Can you print the data exactly and leave out each image?

◆ **DATASET EXCERPTS**:
◇ ◇ ◇ ◇
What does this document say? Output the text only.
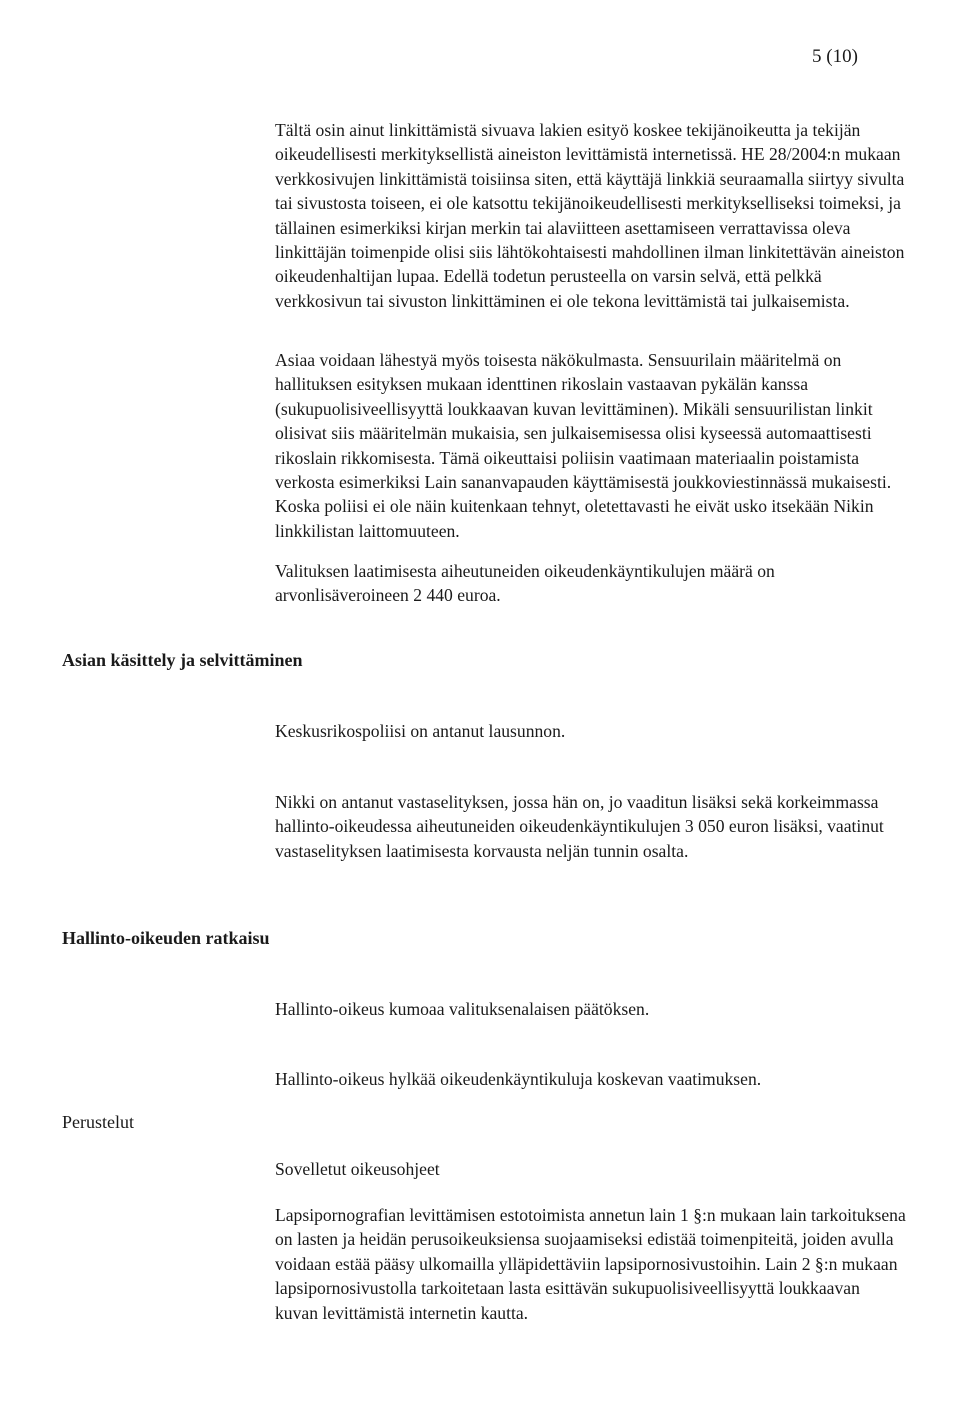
5 (10)

Tältä osin ainut linkittämistä sivuava lakien esityö koskee tekijänoikeutta ja tekijän oikeudellisesti merkityksellistä aineiston levittämistä internetissä. HE 28/2004:n mukaan verkkosivujen linkittämistä toisiinsa siten, että käyttäjä linkkiä seuraamalla siirtyy sivulta tai sivustosta toiseen, ei ole katsottu tekijänoikeudellisesti merkitykselliseksi toimeksi, ja tällainen esimerkiksi kirjan merkin tai alaviitteen asettamiseen verrattavissa oleva linkittäjän toimenpide olisi siis lähtökohtaisesti mahdollinen ilman linkitettävän aineiston oikeudenhaltijan lupaa. Edellä todetun perusteella on varsin selvä, että pelkkä verkkosivun tai sivuston linkittäminen ei ole tekona levittämistä tai julkaisemista.

Asiaa voidaan lähestyä myös toisesta näkökulmasta. Sensuurilain määritelmä on hallituksen esityksen mukaan identtinen rikoslain vastaavan pykälän kanssa (sukupuolisiveellisyyttä loukkaavan kuvan levittäminen). Mikäli sensuurilistan linkit olisivat siis määritelmän mukaisia, sen julkaisemisessa olisi kyseessä automaattisesti rikoslain rikkomisesta. Tämä oikeuttaisi poliisin vaatimaan materiaalin poistamista verkosta esimerkiksi Lain sananvapauden käyttämisestä joukkoviestinnässä mukaisesti. Koska poliisi ei ole näin kuitenkaan tehnyt, oletettavasti he eivät usko itsekään Nikin linkkilistan laittomuuteen.

Valituksen laatimisesta aiheutuneiden oikeudenkäyntikulujen määrä on arvonlisäveroineen 2 440 euroa.

Asian käsittely ja selvittäminen

Keskusrikospoliisi on antanut lausunnon.

Nikki on antanut vastaselityksen, jossa hän on, jo vaaditun lisäksi sekä korkeimmassa hallinto-oikeudessa aiheutuneiden oikeudenkäyntikulujen 3 050 euron lisäksi, vaatinut vastaselityksen laatimisesta korvausta neljän tunnin osalta.

Hallinto-oikeuden ratkaisu

Hallinto-oikeus kumoaa valituksenalaisen päätöksen.

Hallinto-oikeus hylkää oikeudenkäyntikuluja koskevan vaatimuksen.

Perustelut

Sovelletut oikeusohjeet

Lapsipornografian levittämisen estotoimista annetun lain 1 §:n mukaan lain tarkoituksena on lasten ja heidän perusoikeuksiensa suojaamiseksi edistää toimenpiteitä, joiden avulla voidaan estää pääsy ulkomailla ylläpidettäviin lapsipornosivustoihin. Lain 2 §:n mukaan lapsipornosivustolla tarkoitetaan lasta esittävän sukupuolisiveellisyyttä loukkaavan kuvan levittämistä internetin kautta.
◇ ◇ ◇ ◇
◆ **RESULT OF THIS EXERCISE**:
What does this document say? Output the text only.
5 (10)

Tältä osin ainut linkittämistä sivuava lakien esityö koskee tekijänoikeutta ja tekijän oikeudellisesti merkityksellistä aineiston levittämistä internetissä. HE 28/2004:n mukaan verkkosivujen linkittämistä toisiinsa siten, että käyttäjä linkkiä seuraamalla siirtyy sivulta tai sivustosta toiseen, ei ole katsottu tekijänoikeudellisesti merkitykselliseksi toimeksi, ja tällainen esimerkiksi kirjan merkin tai alaviitteen asettamiseen verrattavissa oleva linkittäjän toimenpide olisi siis lähtökohtaisesti mahdollinen ilman linkitettävän aineiston oikeudenhaltijan lupaa. Edellä todetun perusteella on varsin selvä, että pelkkä verkkosivun tai sivuston linkittäminen ei ole tekona levittämistä tai julkaisemista.

Asiaa voidaan lähestyä myös toisesta näkökulmasta. Sensuurilain määritelmä on hallituksen esityksen mukaan identtinen rikoslain vastaavan pykälän kanssa (sukupuolisiveellisyyttä loukkaavan kuvan levittäminen). Mikäli sensuurilistan linkit olisivat siis määritelmän mukaisia, sen julkaisemisessa olisi kyseessä automaattisesti rikoslain rikkomisesta. Tämä oikeuttaisi poliisin vaatimaan materiaalin poistamista verkosta esimerkiksi Lain sananvapauden käyttämisestä joukkoviestinnässä mukaisesti. Koska poliisi ei ole näin kuitenkaan tehnyt, oletettavasti he eivät usko itsekään Nikin linkkilistan laittomuuteen.

Valituksen laatimisesta aiheutuneiden oikeudenkäyntikulujen määrä on arvonlisäveroineen 2 440 euroa.

Asian käsittely ja selvittäminen

Keskusrikospoliisi on antanut lausunnon.

Nikki on antanut vastaselityksen, jossa hän on, jo vaaditun lisäksi sekä korkeimmassa hallinto-oikeudessa aiheutuneiden oikeudenkäyntikulujen 3 050 euron lisäksi, vaatinut vastaselityksen laatimisesta korvausta neljän tunnin osalta.

Hallinto-oikeuden ratkaisu

Hallinto-oikeus kumoaa valituksenalaisen päätöksen.

Hallinto-oikeus hylkää oikeudenkäyntikuluja koskevan vaatimuksen.

Perustelut

Sovelletut oikeusohjeet

Lapsipornografian levittämisen estotoimista annetun lain 1 §:n mukaan lain tarkoituksena on lasten ja heidän perusoikeuksiensa suojaamiseksi edistää toimenpiteitä, joiden avulla voidaan estää pääsy ulkomailla ylläpidettäviin lapsipornosivustoihin. Lain 2 §:n mukaan lapsipornosivustolla tarkoitetaan lasta esittävän sukupuolisiveellisyyttä loukkaavan kuvan levittämistä internetin kautta.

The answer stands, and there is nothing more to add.